GIVEN PROBLEM: Go through the material below and copy each line where the word "document" appears.

○ ○ ○ ○ ○

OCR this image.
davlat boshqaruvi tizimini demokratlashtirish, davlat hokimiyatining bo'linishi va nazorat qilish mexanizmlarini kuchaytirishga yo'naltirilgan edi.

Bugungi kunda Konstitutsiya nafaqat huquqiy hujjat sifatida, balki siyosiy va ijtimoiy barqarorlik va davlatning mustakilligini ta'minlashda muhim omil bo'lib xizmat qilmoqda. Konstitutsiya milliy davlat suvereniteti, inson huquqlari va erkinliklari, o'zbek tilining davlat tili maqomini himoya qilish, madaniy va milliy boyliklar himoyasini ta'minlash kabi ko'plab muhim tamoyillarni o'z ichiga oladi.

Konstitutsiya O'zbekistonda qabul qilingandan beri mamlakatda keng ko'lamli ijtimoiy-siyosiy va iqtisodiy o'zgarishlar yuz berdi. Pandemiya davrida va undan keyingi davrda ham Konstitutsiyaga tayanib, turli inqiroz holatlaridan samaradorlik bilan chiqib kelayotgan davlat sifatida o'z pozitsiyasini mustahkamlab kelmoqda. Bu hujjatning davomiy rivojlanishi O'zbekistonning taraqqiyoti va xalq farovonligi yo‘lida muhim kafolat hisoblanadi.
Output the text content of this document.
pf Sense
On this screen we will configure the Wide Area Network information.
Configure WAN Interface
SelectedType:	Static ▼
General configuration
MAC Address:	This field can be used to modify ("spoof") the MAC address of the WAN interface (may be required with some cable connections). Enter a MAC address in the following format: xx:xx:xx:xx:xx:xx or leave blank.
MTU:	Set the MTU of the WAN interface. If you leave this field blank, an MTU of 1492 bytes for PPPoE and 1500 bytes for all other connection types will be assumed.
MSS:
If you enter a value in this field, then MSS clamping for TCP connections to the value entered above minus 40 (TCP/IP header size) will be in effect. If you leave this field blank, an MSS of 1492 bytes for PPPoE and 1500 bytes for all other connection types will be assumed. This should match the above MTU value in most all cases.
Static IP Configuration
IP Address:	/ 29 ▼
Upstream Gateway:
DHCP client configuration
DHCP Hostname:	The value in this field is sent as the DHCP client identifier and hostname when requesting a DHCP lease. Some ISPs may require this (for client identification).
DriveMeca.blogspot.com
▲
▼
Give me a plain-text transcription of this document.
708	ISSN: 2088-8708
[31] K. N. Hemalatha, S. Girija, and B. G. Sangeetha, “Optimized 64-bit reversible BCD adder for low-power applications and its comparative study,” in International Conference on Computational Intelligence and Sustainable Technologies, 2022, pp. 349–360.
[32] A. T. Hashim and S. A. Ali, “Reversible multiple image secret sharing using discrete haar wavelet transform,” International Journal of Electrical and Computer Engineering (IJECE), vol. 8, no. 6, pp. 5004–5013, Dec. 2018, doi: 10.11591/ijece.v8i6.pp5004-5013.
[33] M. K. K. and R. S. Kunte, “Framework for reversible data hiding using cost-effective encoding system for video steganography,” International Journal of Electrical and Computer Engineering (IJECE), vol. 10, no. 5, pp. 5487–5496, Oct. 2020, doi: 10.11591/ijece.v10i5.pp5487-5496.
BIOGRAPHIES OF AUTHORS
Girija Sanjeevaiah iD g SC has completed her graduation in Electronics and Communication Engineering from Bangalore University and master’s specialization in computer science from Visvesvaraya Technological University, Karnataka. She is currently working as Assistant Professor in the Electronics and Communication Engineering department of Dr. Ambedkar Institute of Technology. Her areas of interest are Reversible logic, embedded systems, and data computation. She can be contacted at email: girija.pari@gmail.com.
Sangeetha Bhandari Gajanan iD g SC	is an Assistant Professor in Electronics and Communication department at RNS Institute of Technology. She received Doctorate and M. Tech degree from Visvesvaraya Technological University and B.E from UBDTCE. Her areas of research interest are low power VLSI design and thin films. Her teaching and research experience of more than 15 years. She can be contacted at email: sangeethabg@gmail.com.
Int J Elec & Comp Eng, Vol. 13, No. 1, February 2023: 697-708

○ ○ ○ ○ ○

EXERCISE RESULT:
Output the text content of this document.
Give me a plain-text transcription of this document.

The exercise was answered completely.